▶ **CHALLENGE**:
How many of the lines that follow contain the word "Brandon"? Give only the number.

▶ **SUPPLIED MATERIAL**:
.....

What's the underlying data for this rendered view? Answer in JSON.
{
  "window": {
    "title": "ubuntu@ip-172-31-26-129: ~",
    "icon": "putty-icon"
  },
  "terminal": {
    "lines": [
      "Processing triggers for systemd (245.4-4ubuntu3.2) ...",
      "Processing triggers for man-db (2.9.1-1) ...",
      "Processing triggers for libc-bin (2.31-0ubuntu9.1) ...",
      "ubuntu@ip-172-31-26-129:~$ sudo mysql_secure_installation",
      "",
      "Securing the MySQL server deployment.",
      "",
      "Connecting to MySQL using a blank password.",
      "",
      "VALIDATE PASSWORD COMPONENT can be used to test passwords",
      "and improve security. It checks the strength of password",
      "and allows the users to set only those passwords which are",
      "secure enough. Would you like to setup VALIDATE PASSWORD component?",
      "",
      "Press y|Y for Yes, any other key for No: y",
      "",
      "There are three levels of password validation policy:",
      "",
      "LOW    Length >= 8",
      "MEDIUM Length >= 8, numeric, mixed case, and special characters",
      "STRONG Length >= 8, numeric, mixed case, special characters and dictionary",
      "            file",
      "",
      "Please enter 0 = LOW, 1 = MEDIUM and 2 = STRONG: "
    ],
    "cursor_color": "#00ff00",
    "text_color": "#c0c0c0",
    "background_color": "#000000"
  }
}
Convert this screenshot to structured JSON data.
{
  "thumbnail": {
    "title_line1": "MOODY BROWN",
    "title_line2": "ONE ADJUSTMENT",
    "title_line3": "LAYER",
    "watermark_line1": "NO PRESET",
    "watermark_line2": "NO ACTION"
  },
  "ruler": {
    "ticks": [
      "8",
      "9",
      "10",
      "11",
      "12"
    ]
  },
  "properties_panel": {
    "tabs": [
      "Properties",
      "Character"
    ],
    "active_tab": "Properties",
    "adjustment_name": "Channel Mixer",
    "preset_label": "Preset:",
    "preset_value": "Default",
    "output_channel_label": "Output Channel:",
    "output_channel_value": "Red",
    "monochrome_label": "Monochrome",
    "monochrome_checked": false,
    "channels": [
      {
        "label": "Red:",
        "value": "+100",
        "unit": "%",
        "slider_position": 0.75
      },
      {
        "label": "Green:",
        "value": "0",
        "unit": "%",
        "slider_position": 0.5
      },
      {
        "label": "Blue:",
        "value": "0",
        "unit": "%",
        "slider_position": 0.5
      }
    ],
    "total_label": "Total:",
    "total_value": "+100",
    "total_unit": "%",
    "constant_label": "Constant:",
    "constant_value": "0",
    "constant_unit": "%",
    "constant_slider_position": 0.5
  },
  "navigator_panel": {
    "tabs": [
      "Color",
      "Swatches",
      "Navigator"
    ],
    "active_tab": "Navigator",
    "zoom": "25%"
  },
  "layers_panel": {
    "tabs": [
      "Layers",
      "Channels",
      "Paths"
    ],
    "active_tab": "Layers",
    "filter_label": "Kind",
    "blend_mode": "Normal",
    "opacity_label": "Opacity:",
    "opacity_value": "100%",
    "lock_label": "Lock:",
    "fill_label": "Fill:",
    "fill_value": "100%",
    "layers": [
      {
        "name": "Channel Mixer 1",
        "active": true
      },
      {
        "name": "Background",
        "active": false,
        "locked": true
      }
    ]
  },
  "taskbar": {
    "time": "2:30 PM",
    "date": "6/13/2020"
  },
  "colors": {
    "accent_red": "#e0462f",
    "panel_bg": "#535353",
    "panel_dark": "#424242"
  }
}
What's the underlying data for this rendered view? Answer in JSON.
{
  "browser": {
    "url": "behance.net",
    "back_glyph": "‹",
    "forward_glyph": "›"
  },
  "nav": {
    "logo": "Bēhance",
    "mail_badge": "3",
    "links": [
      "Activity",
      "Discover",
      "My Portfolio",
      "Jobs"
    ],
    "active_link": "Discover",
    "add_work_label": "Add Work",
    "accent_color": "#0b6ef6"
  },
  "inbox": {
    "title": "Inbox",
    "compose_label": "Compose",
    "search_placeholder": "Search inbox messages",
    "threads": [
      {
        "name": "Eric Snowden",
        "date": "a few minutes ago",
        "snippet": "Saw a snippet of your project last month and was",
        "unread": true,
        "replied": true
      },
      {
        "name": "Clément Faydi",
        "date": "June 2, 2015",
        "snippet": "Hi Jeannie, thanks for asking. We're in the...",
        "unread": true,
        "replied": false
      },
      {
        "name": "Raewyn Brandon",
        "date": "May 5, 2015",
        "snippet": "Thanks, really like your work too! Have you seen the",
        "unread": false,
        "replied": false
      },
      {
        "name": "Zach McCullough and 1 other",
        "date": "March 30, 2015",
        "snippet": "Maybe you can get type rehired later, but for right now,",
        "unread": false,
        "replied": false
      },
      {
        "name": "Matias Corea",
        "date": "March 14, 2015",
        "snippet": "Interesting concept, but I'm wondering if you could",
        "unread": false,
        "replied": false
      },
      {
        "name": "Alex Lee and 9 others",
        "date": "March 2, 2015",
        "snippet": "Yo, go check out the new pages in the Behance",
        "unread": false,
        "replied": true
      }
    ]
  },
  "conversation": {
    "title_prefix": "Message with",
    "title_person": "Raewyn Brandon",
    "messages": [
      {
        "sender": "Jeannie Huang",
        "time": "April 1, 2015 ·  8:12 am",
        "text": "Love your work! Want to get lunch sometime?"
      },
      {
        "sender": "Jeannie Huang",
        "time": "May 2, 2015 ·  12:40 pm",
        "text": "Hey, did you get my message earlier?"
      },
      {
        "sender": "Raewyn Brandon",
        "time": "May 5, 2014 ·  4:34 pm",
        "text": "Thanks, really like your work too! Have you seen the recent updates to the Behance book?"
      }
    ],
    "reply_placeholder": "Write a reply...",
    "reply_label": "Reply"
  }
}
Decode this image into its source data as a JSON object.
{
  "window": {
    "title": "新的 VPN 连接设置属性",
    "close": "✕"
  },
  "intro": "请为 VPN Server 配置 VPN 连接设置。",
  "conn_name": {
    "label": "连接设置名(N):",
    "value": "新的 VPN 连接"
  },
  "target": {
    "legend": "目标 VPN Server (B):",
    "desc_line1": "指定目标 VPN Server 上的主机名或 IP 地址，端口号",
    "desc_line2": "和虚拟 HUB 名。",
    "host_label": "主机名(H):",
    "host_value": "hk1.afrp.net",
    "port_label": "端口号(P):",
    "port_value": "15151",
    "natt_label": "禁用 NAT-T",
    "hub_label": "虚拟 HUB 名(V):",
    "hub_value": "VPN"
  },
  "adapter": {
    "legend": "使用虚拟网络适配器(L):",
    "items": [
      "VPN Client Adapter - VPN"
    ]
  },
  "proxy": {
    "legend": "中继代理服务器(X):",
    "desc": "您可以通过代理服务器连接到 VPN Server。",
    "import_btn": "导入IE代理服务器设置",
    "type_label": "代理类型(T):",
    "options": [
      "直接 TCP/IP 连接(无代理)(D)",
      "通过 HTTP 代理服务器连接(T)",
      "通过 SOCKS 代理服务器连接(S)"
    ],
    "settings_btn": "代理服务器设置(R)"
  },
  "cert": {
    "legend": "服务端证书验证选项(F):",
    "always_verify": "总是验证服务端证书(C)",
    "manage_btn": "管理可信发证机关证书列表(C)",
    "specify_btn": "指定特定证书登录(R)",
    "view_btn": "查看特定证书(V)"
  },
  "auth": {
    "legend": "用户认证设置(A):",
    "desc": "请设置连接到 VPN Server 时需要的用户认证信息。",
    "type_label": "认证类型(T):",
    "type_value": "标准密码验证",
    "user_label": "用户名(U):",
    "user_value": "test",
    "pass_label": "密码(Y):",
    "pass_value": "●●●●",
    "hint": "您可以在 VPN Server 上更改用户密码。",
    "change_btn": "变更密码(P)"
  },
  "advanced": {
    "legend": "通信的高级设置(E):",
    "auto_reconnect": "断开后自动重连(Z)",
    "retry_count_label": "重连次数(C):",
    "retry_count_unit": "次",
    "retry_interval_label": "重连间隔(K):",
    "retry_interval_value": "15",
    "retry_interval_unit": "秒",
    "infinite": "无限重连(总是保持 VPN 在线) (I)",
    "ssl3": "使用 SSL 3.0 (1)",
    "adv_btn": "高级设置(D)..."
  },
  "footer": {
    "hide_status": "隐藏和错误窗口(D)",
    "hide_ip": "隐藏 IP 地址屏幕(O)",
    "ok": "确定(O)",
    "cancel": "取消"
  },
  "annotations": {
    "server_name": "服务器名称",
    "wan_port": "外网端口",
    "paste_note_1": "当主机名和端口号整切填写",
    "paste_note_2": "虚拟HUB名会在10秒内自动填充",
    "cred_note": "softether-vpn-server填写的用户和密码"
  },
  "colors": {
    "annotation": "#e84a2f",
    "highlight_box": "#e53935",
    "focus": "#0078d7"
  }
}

.....

▶ **ANSWER TO THIS PROBLEM**:
3